Data items »
§ §

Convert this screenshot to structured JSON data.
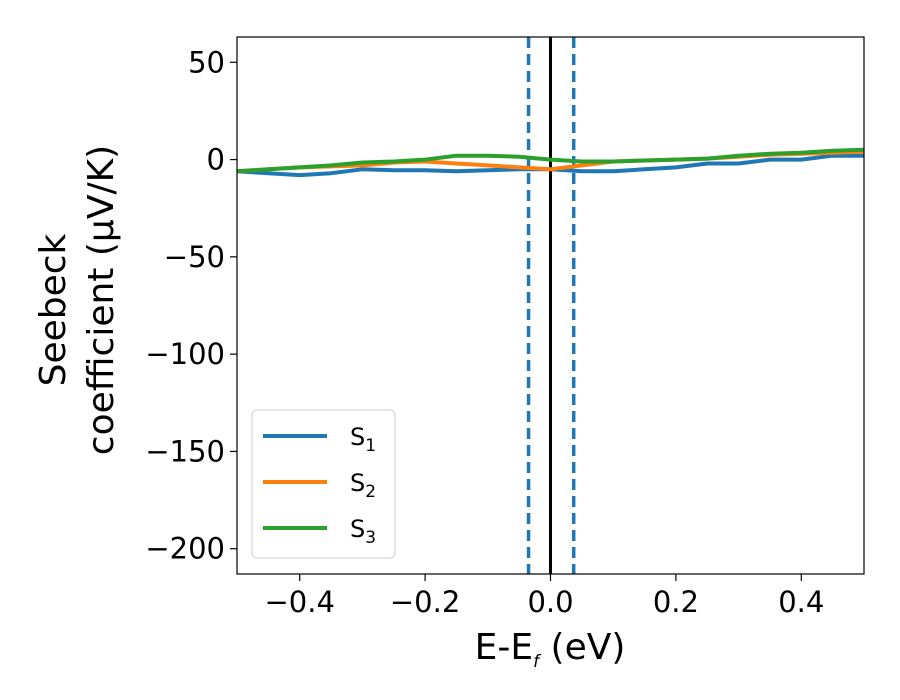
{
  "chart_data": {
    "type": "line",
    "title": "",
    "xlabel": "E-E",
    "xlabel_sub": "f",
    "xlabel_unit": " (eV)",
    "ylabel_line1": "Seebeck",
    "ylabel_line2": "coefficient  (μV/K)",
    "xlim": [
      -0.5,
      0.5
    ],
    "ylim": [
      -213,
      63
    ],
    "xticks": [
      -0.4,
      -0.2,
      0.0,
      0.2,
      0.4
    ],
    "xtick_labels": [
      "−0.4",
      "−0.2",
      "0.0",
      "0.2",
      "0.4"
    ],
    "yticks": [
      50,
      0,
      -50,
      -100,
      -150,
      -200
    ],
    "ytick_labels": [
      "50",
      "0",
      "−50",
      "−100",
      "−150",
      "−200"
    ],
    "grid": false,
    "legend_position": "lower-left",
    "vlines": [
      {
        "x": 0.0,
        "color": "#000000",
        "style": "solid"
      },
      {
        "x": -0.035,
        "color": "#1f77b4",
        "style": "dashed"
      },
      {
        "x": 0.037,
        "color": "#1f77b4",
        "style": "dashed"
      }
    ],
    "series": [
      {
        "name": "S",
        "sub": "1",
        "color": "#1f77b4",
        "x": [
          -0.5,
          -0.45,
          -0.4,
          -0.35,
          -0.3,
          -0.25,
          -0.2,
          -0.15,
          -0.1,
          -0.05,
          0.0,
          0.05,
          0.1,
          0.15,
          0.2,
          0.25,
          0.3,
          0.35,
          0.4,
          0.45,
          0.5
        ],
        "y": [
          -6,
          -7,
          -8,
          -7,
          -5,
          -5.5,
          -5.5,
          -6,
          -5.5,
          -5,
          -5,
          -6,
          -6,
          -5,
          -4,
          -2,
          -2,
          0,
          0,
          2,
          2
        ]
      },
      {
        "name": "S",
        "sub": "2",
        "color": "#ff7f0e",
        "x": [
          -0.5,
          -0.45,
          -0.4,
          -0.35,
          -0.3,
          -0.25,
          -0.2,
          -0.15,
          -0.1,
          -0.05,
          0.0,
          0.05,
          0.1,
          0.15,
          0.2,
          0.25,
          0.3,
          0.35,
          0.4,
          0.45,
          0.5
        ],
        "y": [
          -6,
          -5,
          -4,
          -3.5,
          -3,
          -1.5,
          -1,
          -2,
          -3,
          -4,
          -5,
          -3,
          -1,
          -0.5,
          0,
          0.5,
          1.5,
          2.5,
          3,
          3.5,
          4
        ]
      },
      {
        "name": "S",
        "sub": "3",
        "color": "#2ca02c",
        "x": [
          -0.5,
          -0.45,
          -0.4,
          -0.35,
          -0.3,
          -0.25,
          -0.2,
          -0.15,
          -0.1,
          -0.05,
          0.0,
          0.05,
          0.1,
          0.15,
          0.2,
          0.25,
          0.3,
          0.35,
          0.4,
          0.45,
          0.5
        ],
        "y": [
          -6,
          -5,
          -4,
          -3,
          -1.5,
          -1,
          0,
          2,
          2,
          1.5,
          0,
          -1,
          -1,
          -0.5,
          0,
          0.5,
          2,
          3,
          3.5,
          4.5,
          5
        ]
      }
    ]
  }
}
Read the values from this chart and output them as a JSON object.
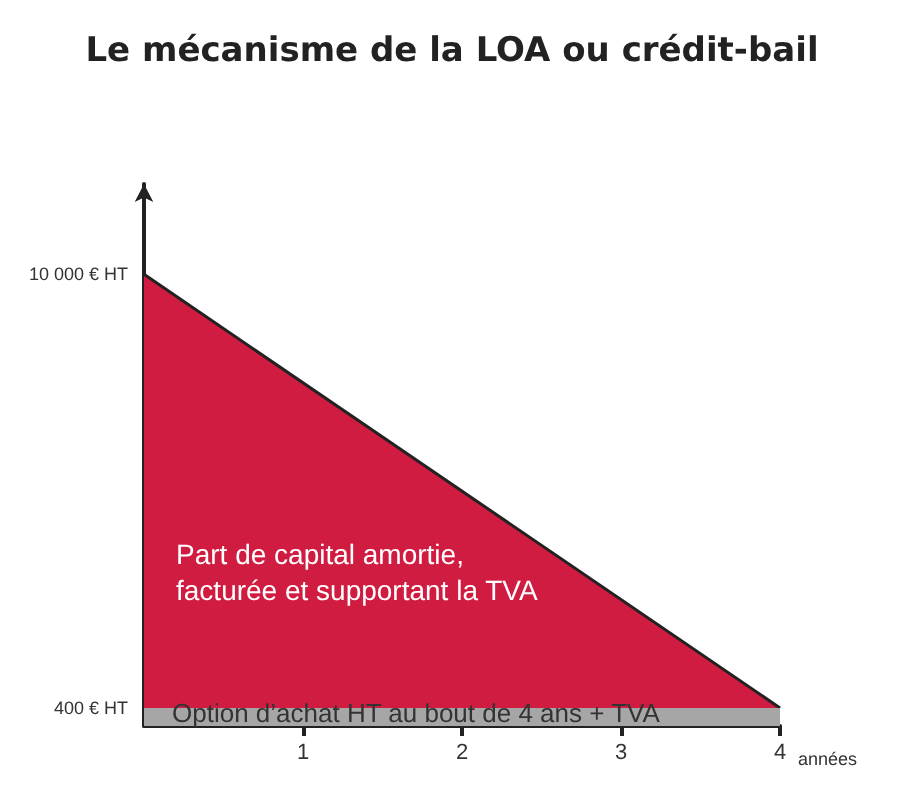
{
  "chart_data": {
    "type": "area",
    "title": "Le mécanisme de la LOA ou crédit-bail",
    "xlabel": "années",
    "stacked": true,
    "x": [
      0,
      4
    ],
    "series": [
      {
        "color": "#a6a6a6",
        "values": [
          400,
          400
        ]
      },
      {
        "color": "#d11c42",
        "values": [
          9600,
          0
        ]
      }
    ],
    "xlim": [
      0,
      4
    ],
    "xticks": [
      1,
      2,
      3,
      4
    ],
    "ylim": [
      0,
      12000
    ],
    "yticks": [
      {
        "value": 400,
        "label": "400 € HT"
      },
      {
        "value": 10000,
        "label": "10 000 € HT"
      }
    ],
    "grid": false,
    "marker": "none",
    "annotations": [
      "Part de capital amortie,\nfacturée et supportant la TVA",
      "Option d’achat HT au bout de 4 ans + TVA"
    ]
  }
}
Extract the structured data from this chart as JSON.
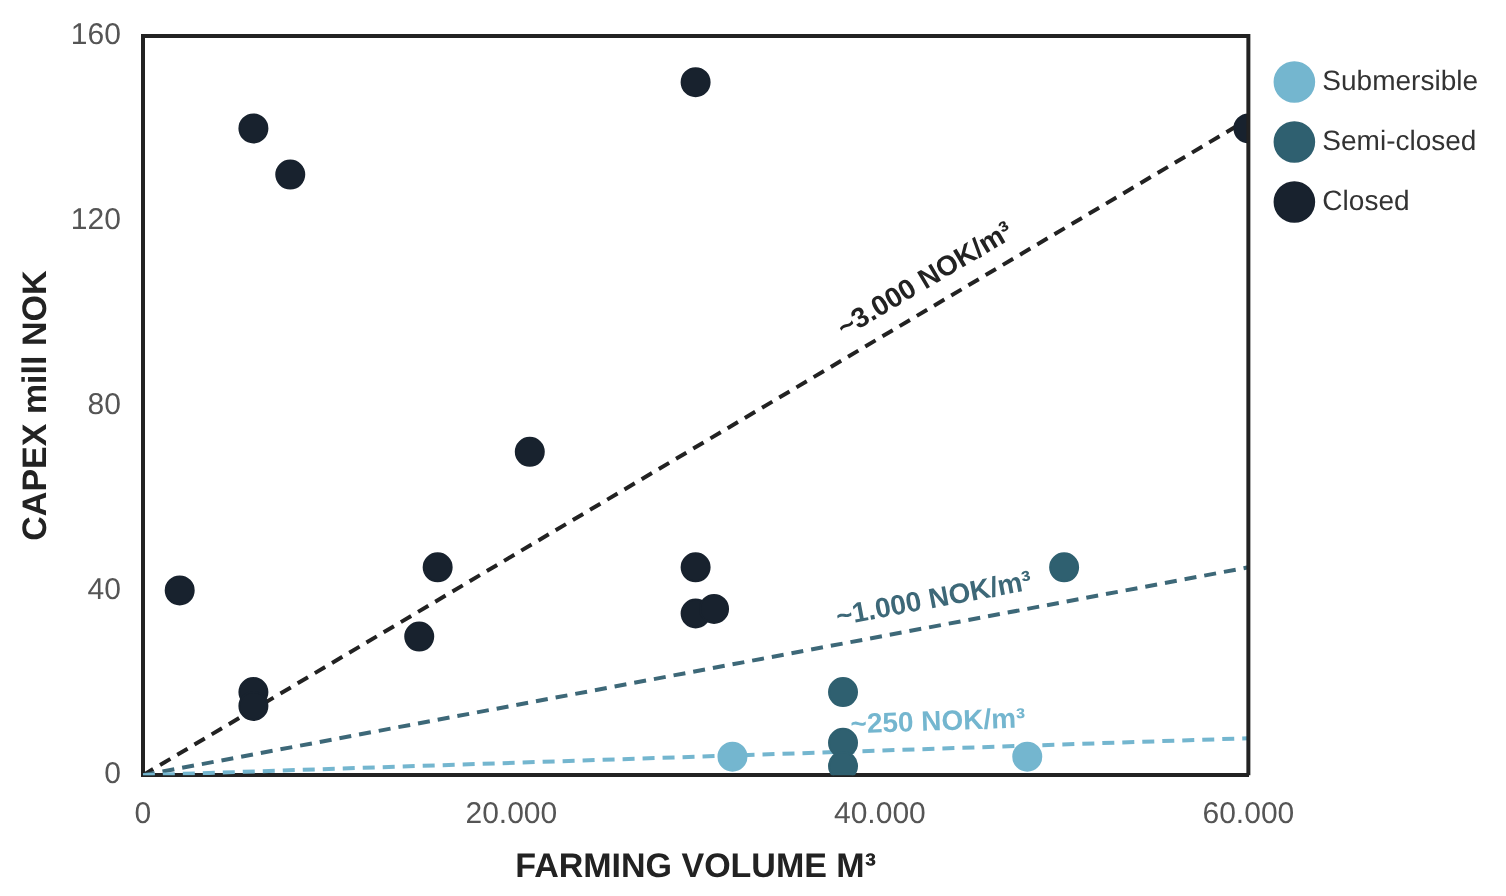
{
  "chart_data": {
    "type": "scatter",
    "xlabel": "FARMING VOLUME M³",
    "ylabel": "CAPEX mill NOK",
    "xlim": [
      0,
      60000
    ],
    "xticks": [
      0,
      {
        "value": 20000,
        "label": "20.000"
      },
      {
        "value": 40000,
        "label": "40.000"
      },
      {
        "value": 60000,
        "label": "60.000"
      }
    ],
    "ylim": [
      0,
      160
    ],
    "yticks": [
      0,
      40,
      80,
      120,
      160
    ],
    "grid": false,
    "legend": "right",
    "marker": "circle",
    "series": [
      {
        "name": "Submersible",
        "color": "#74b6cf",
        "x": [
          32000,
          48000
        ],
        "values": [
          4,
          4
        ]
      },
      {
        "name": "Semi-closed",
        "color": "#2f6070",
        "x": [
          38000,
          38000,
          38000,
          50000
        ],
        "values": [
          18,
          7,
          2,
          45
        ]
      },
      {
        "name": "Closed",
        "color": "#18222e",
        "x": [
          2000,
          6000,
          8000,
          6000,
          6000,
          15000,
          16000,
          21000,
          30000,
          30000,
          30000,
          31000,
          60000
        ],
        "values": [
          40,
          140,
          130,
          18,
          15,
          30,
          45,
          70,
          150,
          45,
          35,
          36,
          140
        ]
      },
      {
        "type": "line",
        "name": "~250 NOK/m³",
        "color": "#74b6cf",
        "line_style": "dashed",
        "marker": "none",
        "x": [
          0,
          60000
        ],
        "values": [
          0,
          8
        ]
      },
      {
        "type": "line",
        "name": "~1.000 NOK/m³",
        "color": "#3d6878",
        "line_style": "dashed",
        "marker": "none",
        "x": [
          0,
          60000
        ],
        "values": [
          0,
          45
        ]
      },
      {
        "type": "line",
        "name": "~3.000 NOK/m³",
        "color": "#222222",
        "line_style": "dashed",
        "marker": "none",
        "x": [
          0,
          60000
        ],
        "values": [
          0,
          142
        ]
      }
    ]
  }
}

§ §

DIRECTIONS » Exact duplication of all the records is required; pictures are omitted from the copy.

TASK RESULT »
Convert this screenshot to structured JSON data.
{
  "chart_data": {
    "type": "line",
    "title": "",
    "xlabel": "E-E",
    "xlabel_sub": "f",
    "xlabel_unit": " (eV)",
    "ylabel_line1": "Seebeck",
    "ylabel_line2": "coefficient  (μV/K)",
    "xlim": [
      -0.5,
      0.5
    ],
    "ylim": [
      -213,
      63
    ],
    "xticks": [
      -0.4,
      -0.2,
      0.0,
      0.2,
      0.4
    ],
    "xtick_labels": [
      "−0.4",
      "−0.2",
      "0.0",
      "0.2",
      "0.4"
    ],
    "yticks": [
      50,
      0,
      -50,
      -100,
      -150,
      -200
    ],
    "ytick_labels": [
      "50",
      "0",
      "−50",
      "−100",
      "−150",
      "−200"
    ],
    "grid": false,
    "legend_position": "lower-left",
    "vlines": [
      {
        "x": 0.0,
        "color": "#000000",
        "style": "solid"
      },
      {
        "x": -0.035,
        "color": "#1f77b4",
        "style": "dashed"
      },
      {
        "x": 0.037,
        "color": "#1f77b4",
        "style": "dashed"
      }
    ],
    "series": [
      {
        "name": "S",
        "sub": "1",
        "color": "#1f77b4",
        "x": [
          -0.5,
          -0.45,
          -0.4,
          -0.35,
          -0.3,
          -0.25,
          -0.2,
          -0.15,
          -0.1,
          -0.05,
          0.0,
          0.05,
          0.1,
          0.15,
          0.2,
          0.25,
          0.3,
          0.35,
          0.4,
          0.45,
          0.5
        ],
        "y": [
          -6,
          -7,
          -8,
          -7,
          -5,
          -5.5,
          -5.5,
          -6,
          -5.5,
          -5,
          -5,
          -6,
          -6,
          -5,
          -4,
          -2,
          -2,
          0,
          0,
          2,
          2
        ]
      },
      {
        "name": "S",
        "sub": "2",
        "color": "#ff7f0e",
        "x": [
          -0.5,
          -0.45,
          -0.4,
          -0.35,
          -0.3,
          -0.25,
          -0.2,
          -0.15,
          -0.1,
          -0.05,
          0.0,
          0.05,
          0.1,
          0.15,
          0.2,
          0.25,
          0.3,
          0.35,
          0.4,
          0.45,
          0.5
        ],
        "y": [
          -6,
          -5,
          -4,
          -3.5,
          -3,
          -1.5,
          -1,
          -2,
          -3,
          -4,
          -5,
          -3,
          -1,
          -0.5,
          0,
          0.5,
          1.5,
          2.5,
          3,
          3.5,
          4
        ]
      },
      {
        "name": "S",
        "sub": "3",
        "color": "#2ca02c",
        "x": [
          -0.5,
          -0.45,
          -0.4,
          -0.35,
          -0.3,
          -0.25,
          -0.2,
          -0.15,
          -0.1,
          -0.05,
          0.0,
          0.05,
          0.1,
          0.15,
          0.2,
          0.25,
          0.3,
          0.35,
          0.4,
          0.45,
          0.5
        ],
        "y": [
          -6,
          -5,
          -4,
          -3,
          -1.5,
          -1,
          0,
          2,
          2,
          1.5,
          0,
          -1,
          -1,
          -0.5,
          0,
          0.5,
          2,
          3,
          3.5,
          4.5,
          5
        ]
      }
    ]
  }
}
Read the values from this chart and output them as a JSON object.
{
  "chart_data": {
    "type": "area",
    "title": "Le mécanisme de la LOA ou crédit-bail",
    "xlabel": "années",
    "stacked": true,
    "x": [
      0,
      4
    ],
    "series": [
      {
        "color": "#a6a6a6",
        "values": [
          400,
          400
        ]
      },
      {
        "color": "#d11c42",
        "values": [
          9600,
          0
        ]
      }
    ],
    "xlim": [
      0,
      4
    ],
    "xticks": [
      1,
      2,
      3,
      4
    ],
    "ylim": [
      0,
      12000
    ],
    "yticks": [
      {
        "value": 400,
        "label": "400 € HT"
      },
      {
        "value": 10000,
        "label": "10 000 € HT"
      }
    ],
    "grid": false,
    "marker": "none",
    "annotations": [
      "Part de capital amortie,\nfacturée et supportant la TVA",
      "Option d’achat HT au bout de 4 ans + TVA"
    ]
  }
}
Extract the structured data from this chart as JSON.
{
  "chart_data": {
    "type": "scatter",
    "xlabel": "FARMING VOLUME M³",
    "ylabel": "CAPEX mill NOK",
    "xlim": [
      0,
      60000
    ],
    "xticks": [
      0,
      {
        "value": 20000,
        "label": "20.000"
      },
      {
        "value": 40000,
        "label": "40.000"
      },
      {
        "value": 60000,
        "label": "60.000"
      }
    ],
    "ylim": [
      0,
      160
    ],
    "yticks": [
      0,
      40,
      80,
      120,
      160
    ],
    "grid": false,
    "legend": "right",
    "marker": "circle",
    "series": [
      {
        "name": "Submersible",
        "color": "#74b6cf",
        "x": [
          32000,
          48000
        ],
        "values": [
          4,
          4
        ]
      },
      {
        "name": "Semi-closed",
        "color": "#2f6070",
        "x": [
          38000,
          38000,
          38000,
          50000
        ],
        "values": [
          18,
          7,
          2,
          45
        ]
      },
      {
        "name": "Closed",
        "color": "#18222e",
        "x": [
          2000,
          6000,
          8000,
          6000,
          6000,
          15000,
          16000,
          21000,
          30000,
          30000,
          30000,
          31000,
          60000
        ],
        "values": [
          40,
          140,
          130,
          18,
          15,
          30,
          45,
          70,
          150,
          45,
          35,
          36,
          140
        ]
      },
      {
        "type": "line",
        "name": "~250 NOK/m³",
        "color": "#74b6cf",
        "line_style": "dashed",
        "marker": "none",
        "x": [
          0,
          60000
        ],
        "values": [
          0,
          8
        ]
      },
      {
        "type": "line",
        "name": "~1.000 NOK/m³",
        "color": "#3d6878",
        "line_style": "dashed",
        "marker": "none",
        "x": [
          0,
          60000
        ],
        "values": [
          0,
          45
        ]
      },
      {
        "type": "line",
        "name": "~3.000 NOK/m³",
        "color": "#222222",
        "line_style": "dashed",
        "marker": "none",
        "x": [
          0,
          60000
        ],
        "values": [
          0,
          142
        ]
      }
    ]
  }
}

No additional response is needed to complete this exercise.